— start of Data shown —
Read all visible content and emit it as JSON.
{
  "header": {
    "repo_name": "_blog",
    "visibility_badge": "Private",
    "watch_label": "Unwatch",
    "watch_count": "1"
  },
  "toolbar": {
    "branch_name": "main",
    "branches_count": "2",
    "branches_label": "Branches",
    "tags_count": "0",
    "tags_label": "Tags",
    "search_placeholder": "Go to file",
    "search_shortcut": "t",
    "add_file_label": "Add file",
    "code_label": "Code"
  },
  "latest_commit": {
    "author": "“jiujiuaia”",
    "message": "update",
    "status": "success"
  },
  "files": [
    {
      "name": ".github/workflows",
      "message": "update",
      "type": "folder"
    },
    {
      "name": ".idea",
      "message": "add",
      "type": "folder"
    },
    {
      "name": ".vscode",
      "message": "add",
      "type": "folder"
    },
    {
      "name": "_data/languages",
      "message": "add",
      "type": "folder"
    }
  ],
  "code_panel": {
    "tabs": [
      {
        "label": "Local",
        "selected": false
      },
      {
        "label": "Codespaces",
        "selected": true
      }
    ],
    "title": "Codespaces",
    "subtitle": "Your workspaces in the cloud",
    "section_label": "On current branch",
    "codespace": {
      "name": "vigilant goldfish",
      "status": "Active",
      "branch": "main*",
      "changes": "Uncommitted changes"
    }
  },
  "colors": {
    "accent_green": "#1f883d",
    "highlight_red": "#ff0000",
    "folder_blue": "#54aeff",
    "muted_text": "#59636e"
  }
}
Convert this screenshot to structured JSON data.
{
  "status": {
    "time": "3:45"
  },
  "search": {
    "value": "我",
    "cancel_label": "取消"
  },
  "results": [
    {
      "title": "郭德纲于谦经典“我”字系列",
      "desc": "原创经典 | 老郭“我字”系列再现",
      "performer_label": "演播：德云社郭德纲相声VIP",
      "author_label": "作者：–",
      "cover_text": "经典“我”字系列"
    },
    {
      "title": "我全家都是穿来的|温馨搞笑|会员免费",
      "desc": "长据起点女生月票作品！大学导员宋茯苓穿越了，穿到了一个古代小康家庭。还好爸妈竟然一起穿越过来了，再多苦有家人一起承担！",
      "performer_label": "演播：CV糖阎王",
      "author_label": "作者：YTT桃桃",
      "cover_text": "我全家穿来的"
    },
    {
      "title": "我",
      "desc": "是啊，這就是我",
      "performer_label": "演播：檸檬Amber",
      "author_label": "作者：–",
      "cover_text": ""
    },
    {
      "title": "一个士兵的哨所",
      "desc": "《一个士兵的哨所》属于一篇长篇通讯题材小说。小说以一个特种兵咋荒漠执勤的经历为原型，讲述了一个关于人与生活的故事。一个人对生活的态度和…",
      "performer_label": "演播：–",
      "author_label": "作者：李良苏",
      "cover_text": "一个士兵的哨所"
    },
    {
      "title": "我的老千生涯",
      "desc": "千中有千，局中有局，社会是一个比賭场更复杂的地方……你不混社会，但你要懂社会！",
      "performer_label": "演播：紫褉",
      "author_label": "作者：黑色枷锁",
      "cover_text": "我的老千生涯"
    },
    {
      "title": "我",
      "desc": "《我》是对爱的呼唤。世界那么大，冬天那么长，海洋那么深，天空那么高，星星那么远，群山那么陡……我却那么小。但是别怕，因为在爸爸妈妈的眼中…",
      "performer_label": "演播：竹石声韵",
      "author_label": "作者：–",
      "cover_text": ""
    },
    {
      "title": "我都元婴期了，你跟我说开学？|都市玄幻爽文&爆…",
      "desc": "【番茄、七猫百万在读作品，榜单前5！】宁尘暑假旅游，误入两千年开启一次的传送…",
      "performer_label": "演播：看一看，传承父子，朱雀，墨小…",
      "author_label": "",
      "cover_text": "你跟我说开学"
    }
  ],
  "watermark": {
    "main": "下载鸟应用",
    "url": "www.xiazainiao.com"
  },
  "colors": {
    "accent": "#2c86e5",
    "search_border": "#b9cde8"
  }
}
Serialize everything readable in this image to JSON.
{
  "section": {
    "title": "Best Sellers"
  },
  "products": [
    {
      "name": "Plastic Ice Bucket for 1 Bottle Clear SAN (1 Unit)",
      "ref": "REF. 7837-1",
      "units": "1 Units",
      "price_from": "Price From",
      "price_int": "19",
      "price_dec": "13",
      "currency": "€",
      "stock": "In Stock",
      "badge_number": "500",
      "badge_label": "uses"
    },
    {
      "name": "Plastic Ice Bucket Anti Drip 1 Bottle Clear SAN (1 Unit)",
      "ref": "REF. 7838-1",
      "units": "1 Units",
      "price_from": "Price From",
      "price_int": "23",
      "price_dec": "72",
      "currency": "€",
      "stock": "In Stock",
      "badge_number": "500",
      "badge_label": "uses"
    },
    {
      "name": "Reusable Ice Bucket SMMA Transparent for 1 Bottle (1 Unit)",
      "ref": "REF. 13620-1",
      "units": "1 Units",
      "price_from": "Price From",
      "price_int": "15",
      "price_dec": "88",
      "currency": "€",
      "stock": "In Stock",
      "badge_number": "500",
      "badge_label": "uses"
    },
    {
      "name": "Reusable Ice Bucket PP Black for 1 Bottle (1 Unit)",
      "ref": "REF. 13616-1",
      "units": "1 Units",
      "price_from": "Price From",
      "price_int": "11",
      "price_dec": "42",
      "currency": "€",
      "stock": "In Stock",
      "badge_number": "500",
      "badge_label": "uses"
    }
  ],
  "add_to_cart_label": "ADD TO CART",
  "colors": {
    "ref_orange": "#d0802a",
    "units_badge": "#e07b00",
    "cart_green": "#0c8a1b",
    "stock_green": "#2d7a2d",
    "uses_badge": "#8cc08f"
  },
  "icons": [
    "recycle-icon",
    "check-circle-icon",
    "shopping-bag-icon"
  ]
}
— end of Data shown —
Description of the task:
Extract every record and return it verbatim.

Response for this exercise:
Read all visible content and emit it as JSON.
{
  "header": {
    "repo_name": "_blog",
    "visibility_badge": "Private",
    "watch_label": "Unwatch",
    "watch_count": "1"
  },
  "toolbar": {
    "branch_name": "main",
    "branches_count": "2",
    "branches_label": "Branches",
    "tags_count": "0",
    "tags_label": "Tags",
    "search_placeholder": "Go to file",
    "search_shortcut": "t",
    "add_file_label": "Add file",
    "code_label": "Code"
  },
  "latest_commit": {
    "author": "“jiujiuaia”",
    "message": "update",
    "status": "success"
  },
  "files": [
    {
      "name": ".github/workflows",
      "message": "update",
      "type": "folder"
    },
    {
      "name": ".idea",
      "message": "add",
      "type": "folder"
    },
    {
      "name": ".vscode",
      "message": "add",
      "type": "folder"
    },
    {
      "name": "_data/languages",
      "message": "add",
      "type": "folder"
    }
  ],
  "code_panel": {
    "tabs": [
      {
        "label": "Local",
        "selected": false
      },
      {
        "label": "Codespaces",
        "selected": true
      }
    ],
    "title": "Codespaces",
    "subtitle": "Your workspaces in the cloud",
    "section_label": "On current branch",
    "codespace": {
      "name": "vigilant goldfish",
      "status": "Active",
      "branch": "main*",
      "changes": "Uncommitted changes"
    }
  },
  "colors": {
    "accent_green": "#1f883d",
    "highlight_red": "#ff0000",
    "folder_blue": "#54aeff",
    "muted_text": "#59636e"
  }
}
Convert this screenshot to structured JSON data.
{
  "status": {
    "time": "3:45"
  },
  "search": {
    "value": "我",
    "cancel_label": "取消"
  },
  "results": [
    {
      "title": "郭德纲于谦经典“我”字系列",
      "desc": "原创经典 | 老郭“我字”系列再现",
      "performer_label": "演播：德云社郭德纲相声VIP",
      "author_label": "作者：–",
      "cover_text": "经典“我”字系列"
    },
    {
      "title": "我全家都是穿来的|温馨搞笑|会员免费",
      "desc": "长据起点女生月票作品！大学导员宋茯苓穿越了，穿到了一个古代小康家庭。还好爸妈竟然一起穿越过来了，再多苦有家人一起承担！",
      "performer_label": "演播：CV糖阎王",
      "author_label": "作者：YTT桃桃",
      "cover_text": "我全家穿来的"
    },
    {
      "title": "我",
      "desc": "是啊，這就是我",
      "performer_label": "演播：檸檬Amber",
      "author_label": "作者：–",
      "cover_text": ""
    },
    {
      "title": "一个士兵的哨所",
      "desc": "《一个士兵的哨所》属于一篇长篇通讯题材小说。小说以一个特种兵咋荒漠执勤的经历为原型，讲述了一个关于人与生活的故事。一个人对生活的态度和…",
      "performer_label": "演播：–",
      "author_label": "作者：李良苏",
      "cover_text": "一个士兵的哨所"
    },
    {
      "title": "我的老千生涯",
      "desc": "千中有千，局中有局，社会是一个比賭场更复杂的地方……你不混社会，但你要懂社会！",
      "performer_label": "演播：紫褉",
      "author_label": "作者：黑色枷锁",
      "cover_text": "我的老千生涯"
    },
    {
      "title": "我",
      "desc": "《我》是对爱的呼唤。世界那么大，冬天那么长，海洋那么深，天空那么高，星星那么远，群山那么陡……我却那么小。但是别怕，因为在爸爸妈妈的眼中…",
      "performer_label": "演播：竹石声韵",
      "author_label": "作者：–",
      "cover_text": ""
    },
    {
      "title": "我都元婴期了，你跟我说开学？|都市玄幻爽文&爆…",
      "desc": "【番茄、七猫百万在读作品，榜单前5！】宁尘暑假旅游，误入两千年开启一次的传送…",
      "performer_label": "演播：看一看，传承父子，朱雀，墨小…",
      "author_label": "",
      "cover_text": "你跟我说开学"
    }
  ],
  "watermark": {
    "main": "下载鸟应用",
    "url": "www.xiazainiao.com"
  },
  "colors": {
    "accent": "#2c86e5",
    "search_border": "#b9cde8"
  }
}
Serialize everything readable in this image to JSON.
{
  "section": {
    "title": "Best Sellers"
  },
  "products": [
    {
      "name": "Plastic Ice Bucket for 1 Bottle Clear SAN (1 Unit)",
      "ref": "REF. 7837-1",
      "units": "1 Units",
      "price_from": "Price From",
      "price_int": "19",
      "price_dec": "13",
      "currency": "€",
      "stock": "In Stock",
      "badge_number": "500",
      "badge_label": "uses"
    },
    {
      "name": "Plastic Ice Bucket Anti Drip 1 Bottle Clear SAN (1 Unit)",
      "ref": "REF. 7838-1",
      "units": "1 Units",
      "price_from": "Price From",
      "price_int": "23",
      "price_dec": "72",
      "currency": "€",
      "stock": "In Stock",
      "badge_number": "500",
      "badge_label": "uses"
    },
    {
      "name": "Reusable Ice Bucket SMMA Transparent for 1 Bottle (1 Unit)",
      "ref": "REF. 13620-1",
      "units": "1 Units",
      "price_from": "Price From",
      "price_int": "15",
      "price_dec": "88",
      "currency": "€",
      "stock": "In Stock",
      "badge_number": "500",
      "badge_label": "uses"
    },
    {
      "name": "Reusable Ice Bucket PP Black for 1 Bottle (1 Unit)",
      "ref": "REF. 13616-1",
      "units": "1 Units",
      "price_from": "Price From",
      "price_int": "11",
      "price_dec": "42",
      "currency": "€",
      "stock": "In Stock",
      "badge_number": "500",
      "badge_label": "uses"
    }
  ],
  "add_to_cart_label": "ADD TO CART",
  "colors": {
    "ref_orange": "#d0802a",
    "units_badge": "#e07b00",
    "cart_green": "#0c8a1b",
    "stock_green": "#2d7a2d",
    "uses_badge": "#8cc08f"
  },
  "icons": [
    "recycle-icon",
    "check-circle-icon",
    "shopping-bag-icon"
  ]
}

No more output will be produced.